#### [SHORT PROBLEM]
Give only the number of lines in the listing below where the string "nТравень" occurs.

** Begin **

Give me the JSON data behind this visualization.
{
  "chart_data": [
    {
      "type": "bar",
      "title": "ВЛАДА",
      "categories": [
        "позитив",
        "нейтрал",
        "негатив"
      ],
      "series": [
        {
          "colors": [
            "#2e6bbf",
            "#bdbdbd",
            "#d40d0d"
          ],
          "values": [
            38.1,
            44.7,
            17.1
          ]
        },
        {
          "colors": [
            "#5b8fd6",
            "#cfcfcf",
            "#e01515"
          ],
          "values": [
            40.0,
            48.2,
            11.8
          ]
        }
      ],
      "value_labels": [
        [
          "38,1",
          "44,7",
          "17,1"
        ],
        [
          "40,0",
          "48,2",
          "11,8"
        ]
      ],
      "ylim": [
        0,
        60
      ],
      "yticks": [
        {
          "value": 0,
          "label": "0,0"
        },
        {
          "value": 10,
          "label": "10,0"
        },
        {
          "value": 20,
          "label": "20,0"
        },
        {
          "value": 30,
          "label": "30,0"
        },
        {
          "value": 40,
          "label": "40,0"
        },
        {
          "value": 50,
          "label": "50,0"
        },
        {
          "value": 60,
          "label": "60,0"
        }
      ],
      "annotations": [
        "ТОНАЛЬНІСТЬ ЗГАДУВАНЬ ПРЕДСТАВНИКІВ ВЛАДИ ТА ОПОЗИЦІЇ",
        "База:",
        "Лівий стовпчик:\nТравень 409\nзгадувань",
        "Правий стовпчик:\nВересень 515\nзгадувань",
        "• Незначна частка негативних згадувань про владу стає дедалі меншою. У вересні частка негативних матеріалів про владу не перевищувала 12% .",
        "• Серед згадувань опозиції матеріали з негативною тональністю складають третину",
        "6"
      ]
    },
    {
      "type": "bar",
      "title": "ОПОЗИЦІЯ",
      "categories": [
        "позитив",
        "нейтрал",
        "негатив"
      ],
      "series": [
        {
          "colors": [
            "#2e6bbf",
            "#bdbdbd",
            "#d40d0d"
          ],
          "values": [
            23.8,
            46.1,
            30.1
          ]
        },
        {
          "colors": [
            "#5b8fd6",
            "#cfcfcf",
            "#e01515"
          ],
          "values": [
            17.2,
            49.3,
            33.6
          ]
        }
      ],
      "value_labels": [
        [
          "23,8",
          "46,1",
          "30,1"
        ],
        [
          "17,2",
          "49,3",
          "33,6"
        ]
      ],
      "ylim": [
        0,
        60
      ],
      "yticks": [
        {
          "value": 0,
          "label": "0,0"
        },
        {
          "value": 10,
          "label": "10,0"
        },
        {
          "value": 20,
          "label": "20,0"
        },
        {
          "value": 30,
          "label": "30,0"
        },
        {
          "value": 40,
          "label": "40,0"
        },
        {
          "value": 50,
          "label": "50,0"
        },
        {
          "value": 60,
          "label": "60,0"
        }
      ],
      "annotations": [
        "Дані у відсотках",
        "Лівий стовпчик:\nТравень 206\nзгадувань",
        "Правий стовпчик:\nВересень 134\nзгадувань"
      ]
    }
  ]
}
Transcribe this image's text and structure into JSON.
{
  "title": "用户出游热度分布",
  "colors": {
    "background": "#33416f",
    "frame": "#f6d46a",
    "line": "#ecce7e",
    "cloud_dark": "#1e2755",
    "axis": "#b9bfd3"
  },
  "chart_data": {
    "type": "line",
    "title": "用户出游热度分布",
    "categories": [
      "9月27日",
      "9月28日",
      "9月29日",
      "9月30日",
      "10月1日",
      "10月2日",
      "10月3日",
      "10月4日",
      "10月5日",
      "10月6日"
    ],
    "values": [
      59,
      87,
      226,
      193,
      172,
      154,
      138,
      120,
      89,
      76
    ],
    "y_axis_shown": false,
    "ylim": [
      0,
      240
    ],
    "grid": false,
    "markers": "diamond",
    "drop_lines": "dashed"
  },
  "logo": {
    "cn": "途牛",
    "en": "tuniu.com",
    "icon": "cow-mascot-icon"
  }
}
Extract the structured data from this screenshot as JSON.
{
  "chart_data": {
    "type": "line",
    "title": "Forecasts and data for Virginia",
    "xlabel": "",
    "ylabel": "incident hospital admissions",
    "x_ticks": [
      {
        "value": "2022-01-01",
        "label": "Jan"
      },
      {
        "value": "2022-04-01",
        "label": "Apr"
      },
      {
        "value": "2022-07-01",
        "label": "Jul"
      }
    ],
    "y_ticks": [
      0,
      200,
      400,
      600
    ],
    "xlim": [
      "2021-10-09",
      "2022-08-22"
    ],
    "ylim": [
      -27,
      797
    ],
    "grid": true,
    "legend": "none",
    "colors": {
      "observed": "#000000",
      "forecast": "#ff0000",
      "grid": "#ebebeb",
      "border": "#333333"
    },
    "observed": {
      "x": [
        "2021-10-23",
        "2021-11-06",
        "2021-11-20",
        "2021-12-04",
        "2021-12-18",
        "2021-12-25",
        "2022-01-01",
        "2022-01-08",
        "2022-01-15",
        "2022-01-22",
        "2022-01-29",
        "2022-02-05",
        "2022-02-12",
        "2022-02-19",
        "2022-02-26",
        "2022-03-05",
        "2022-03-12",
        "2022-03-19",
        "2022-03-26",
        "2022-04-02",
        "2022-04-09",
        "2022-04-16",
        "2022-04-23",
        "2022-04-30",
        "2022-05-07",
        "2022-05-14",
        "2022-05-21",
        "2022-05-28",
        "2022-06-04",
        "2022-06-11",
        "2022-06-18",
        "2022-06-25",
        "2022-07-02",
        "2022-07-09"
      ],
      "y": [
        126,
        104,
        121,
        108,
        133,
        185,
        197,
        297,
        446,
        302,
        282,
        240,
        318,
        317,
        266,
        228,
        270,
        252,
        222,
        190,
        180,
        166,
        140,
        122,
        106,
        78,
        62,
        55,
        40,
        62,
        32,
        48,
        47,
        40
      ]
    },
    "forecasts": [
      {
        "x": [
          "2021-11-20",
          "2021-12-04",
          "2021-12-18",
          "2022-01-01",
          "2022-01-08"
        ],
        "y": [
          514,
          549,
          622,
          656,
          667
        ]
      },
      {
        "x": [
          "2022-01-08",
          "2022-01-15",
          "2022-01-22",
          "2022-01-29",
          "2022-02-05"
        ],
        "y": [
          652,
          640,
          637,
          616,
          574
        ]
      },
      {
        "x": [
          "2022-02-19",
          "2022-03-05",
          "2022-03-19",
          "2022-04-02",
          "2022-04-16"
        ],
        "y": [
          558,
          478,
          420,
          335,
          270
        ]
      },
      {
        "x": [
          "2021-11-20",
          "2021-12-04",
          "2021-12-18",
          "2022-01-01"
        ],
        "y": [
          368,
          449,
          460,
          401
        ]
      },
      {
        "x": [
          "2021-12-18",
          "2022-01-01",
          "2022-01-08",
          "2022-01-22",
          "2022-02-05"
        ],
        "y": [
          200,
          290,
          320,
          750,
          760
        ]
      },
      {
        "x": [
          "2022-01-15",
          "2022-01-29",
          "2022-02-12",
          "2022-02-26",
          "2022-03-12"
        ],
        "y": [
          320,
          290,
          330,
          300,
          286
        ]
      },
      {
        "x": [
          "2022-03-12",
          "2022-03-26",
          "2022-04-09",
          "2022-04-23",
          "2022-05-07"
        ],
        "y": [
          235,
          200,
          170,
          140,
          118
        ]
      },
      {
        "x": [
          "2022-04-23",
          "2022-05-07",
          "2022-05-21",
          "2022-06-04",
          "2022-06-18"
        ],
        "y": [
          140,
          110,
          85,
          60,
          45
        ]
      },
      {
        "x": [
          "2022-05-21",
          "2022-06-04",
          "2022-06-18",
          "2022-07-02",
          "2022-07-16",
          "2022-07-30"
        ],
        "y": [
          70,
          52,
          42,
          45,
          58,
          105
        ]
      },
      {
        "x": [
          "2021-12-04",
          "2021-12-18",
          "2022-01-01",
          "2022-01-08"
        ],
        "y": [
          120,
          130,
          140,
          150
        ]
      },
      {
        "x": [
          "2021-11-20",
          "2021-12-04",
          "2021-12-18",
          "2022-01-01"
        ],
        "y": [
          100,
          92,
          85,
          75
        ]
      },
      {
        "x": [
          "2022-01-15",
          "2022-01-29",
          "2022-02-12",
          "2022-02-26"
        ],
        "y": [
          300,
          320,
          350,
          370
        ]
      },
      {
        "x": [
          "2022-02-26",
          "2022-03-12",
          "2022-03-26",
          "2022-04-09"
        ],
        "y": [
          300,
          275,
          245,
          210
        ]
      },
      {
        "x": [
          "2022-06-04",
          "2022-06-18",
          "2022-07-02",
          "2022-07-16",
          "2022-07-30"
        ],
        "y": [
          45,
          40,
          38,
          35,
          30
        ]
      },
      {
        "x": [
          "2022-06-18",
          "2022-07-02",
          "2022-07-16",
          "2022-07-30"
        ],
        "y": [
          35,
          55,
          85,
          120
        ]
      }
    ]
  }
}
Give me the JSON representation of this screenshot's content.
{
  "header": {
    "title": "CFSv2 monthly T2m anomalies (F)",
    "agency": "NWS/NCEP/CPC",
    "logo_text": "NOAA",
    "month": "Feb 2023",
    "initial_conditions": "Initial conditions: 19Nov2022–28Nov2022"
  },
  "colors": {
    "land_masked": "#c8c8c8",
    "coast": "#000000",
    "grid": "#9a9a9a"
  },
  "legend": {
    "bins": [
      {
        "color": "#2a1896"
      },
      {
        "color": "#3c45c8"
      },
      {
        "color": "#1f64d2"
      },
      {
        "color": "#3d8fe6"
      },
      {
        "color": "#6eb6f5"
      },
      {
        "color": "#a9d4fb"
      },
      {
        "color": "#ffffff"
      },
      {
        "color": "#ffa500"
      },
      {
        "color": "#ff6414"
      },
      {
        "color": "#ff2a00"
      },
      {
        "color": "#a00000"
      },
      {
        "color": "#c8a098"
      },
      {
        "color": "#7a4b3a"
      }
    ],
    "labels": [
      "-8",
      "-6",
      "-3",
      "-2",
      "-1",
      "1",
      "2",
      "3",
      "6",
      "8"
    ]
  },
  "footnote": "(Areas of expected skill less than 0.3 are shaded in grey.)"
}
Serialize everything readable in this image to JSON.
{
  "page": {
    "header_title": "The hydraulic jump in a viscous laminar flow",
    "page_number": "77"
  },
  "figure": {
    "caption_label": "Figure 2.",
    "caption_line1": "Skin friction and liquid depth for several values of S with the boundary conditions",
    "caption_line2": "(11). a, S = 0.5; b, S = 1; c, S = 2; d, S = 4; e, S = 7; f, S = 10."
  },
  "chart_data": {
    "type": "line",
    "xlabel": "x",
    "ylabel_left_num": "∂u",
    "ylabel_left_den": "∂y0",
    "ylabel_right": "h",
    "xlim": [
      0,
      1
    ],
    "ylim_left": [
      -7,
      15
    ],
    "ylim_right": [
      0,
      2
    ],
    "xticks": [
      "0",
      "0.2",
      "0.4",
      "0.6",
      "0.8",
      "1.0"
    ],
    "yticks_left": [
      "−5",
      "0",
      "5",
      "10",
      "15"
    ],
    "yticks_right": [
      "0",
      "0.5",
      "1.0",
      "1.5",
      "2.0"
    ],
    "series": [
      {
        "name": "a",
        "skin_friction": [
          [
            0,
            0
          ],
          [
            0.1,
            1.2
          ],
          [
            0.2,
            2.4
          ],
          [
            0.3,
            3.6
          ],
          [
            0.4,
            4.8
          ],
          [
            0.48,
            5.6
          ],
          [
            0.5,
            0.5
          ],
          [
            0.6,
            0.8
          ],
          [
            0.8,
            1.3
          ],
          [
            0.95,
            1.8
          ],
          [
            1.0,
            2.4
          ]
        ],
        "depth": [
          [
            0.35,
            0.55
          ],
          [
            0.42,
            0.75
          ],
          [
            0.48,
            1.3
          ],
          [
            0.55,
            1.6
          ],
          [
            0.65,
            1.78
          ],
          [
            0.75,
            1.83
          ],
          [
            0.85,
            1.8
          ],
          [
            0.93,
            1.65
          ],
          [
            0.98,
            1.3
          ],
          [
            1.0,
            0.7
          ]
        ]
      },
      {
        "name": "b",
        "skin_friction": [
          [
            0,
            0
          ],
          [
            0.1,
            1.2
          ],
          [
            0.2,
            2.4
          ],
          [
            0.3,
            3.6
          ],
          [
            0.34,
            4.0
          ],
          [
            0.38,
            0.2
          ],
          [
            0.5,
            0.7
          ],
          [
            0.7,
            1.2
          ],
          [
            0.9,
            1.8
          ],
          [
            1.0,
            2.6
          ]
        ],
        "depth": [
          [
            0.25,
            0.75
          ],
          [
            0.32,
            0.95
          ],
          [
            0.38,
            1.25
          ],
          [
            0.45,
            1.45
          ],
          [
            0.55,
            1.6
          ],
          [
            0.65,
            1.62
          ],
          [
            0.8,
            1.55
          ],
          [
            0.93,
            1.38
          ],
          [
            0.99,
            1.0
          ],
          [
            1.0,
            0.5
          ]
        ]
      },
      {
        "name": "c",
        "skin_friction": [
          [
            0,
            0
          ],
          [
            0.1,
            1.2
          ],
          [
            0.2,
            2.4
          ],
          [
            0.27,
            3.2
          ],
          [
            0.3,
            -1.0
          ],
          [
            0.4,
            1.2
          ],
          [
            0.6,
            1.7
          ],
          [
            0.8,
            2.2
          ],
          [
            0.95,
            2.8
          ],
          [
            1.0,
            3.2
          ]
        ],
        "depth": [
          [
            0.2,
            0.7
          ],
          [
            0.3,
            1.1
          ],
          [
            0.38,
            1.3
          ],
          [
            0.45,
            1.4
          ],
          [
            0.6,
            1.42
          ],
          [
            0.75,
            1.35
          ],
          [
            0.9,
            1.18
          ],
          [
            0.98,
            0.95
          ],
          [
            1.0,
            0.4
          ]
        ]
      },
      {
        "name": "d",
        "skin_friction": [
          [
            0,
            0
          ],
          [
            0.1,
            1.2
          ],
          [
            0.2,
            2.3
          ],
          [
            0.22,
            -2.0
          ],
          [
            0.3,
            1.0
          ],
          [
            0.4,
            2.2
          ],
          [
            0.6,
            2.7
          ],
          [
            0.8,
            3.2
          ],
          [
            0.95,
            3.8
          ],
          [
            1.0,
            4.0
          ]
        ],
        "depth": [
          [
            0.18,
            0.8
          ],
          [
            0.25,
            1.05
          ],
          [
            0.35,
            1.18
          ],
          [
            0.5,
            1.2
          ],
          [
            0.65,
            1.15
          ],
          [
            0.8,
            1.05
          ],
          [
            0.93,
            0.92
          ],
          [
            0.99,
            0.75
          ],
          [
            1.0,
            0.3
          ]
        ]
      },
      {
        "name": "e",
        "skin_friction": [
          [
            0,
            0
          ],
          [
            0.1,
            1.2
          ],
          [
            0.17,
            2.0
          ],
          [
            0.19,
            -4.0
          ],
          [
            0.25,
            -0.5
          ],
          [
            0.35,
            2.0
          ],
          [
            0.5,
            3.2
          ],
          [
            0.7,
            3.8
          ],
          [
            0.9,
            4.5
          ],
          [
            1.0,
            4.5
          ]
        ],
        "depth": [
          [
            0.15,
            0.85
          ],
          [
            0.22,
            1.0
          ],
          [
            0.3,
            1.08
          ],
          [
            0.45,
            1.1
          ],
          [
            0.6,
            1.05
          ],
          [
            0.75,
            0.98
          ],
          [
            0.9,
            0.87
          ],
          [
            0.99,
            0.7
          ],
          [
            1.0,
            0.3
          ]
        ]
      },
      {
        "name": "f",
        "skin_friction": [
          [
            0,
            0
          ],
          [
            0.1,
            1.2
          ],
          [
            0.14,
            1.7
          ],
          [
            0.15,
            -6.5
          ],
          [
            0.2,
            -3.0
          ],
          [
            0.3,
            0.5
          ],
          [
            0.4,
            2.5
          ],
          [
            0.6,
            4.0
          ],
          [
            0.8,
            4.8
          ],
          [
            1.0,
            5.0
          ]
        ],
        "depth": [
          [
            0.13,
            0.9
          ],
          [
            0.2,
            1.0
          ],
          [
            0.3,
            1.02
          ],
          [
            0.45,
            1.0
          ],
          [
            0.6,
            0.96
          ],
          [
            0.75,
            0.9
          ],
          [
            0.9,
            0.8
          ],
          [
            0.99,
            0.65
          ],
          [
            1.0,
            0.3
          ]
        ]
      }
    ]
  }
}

** End **

#### [EXPECTED ANSWER]
2